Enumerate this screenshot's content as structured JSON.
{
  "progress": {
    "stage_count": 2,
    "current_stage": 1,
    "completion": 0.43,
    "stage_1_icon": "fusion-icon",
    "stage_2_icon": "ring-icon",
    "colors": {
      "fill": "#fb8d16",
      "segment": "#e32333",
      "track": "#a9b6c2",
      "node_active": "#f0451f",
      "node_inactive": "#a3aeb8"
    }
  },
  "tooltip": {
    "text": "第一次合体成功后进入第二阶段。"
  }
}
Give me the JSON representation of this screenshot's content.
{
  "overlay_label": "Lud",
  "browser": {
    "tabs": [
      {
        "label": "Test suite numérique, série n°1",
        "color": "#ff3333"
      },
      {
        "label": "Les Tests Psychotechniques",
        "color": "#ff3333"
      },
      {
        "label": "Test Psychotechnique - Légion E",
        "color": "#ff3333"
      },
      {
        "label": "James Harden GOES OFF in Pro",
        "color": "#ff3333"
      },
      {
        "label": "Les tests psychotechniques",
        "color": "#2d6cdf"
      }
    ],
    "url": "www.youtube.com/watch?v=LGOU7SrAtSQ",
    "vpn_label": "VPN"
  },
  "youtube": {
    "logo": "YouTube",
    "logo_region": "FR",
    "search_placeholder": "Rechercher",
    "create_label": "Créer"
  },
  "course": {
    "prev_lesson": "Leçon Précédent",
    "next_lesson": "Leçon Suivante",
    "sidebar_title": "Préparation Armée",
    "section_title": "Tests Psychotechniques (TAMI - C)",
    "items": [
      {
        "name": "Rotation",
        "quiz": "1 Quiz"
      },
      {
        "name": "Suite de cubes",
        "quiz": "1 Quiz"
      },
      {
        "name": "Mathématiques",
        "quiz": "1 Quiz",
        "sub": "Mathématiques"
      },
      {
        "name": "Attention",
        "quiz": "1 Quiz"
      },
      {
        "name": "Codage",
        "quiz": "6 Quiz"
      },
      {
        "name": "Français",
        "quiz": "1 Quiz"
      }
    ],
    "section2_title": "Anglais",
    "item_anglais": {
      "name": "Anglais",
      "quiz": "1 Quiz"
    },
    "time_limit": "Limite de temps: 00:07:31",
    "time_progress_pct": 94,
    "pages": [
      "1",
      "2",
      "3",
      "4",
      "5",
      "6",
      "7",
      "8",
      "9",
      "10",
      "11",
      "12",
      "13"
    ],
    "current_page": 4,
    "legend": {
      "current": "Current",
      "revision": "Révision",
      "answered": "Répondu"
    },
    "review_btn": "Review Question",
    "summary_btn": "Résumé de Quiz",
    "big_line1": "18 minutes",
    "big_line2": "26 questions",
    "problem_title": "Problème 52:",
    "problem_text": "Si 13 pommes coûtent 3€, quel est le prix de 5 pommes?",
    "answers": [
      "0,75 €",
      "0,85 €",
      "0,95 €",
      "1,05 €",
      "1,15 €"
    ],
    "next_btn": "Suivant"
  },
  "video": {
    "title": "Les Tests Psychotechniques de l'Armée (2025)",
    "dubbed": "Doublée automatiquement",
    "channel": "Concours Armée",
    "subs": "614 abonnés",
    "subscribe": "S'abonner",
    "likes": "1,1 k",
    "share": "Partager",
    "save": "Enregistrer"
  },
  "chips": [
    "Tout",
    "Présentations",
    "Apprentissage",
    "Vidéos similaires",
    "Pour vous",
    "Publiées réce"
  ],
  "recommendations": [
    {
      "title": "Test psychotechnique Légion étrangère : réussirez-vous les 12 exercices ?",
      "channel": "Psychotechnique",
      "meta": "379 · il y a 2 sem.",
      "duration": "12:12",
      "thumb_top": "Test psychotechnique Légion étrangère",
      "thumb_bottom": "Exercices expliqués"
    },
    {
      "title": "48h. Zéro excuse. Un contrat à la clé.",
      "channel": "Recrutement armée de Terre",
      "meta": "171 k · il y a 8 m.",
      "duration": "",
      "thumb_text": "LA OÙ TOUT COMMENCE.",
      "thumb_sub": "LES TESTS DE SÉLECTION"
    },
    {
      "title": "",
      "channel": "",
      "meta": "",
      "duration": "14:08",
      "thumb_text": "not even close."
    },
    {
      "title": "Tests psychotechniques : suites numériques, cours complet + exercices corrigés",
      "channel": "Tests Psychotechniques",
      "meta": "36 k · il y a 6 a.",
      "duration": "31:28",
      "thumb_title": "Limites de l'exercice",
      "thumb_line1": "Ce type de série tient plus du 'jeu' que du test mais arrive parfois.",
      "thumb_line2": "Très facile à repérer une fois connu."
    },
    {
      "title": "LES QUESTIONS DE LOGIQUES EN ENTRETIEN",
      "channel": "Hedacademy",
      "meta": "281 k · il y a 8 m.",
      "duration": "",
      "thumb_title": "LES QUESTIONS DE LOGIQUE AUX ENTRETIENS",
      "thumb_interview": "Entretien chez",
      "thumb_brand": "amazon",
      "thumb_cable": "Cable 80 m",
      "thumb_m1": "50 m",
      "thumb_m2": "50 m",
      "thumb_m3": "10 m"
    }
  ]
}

* * *

WHAT IS REQUIRED = Report the number of lines holding the string "name", without any other words.

THE RESPONSE = 7